### [EXERCISE DETAILS]
Look through the material below. Copy each line that contains the string "由题意可知".
»»
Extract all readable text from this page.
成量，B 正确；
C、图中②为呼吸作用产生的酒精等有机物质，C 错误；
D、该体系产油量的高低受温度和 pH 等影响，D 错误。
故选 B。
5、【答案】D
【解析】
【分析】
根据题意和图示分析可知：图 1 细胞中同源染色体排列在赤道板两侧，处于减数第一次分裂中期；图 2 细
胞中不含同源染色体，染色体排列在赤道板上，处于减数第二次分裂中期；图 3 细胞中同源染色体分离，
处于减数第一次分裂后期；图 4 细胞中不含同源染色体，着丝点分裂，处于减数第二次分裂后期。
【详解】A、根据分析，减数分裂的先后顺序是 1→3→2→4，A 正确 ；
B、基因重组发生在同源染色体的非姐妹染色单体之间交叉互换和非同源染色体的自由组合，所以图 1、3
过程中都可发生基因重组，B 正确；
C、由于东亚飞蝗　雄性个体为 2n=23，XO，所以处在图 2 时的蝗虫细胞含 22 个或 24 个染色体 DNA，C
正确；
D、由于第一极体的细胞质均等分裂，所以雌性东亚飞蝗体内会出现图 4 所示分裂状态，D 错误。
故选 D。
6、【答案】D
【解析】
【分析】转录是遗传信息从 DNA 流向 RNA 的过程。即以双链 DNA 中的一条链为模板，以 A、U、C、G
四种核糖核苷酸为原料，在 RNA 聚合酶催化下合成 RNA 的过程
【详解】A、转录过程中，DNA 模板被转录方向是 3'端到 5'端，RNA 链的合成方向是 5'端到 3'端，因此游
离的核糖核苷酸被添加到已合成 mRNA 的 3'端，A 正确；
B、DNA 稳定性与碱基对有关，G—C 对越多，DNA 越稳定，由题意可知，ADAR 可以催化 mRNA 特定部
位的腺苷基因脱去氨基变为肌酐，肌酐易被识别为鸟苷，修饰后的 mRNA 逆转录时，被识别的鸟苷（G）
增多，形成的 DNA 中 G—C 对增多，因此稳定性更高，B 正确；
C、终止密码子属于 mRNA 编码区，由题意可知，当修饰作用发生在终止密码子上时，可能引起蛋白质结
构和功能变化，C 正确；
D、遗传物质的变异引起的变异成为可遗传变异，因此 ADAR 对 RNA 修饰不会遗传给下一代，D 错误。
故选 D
««
### [WORKED SOLUTION]
B、DNA 稳定性与碱基对有关，G—C 对越多，DNA 越稳定，由题意可知，ADAR 可以催化 mRNA 特定部
C、终止密码子属于 mRNA 编码区，由题意可知，当修饰作用发生在终止密码子上时，可能引起蛋白质结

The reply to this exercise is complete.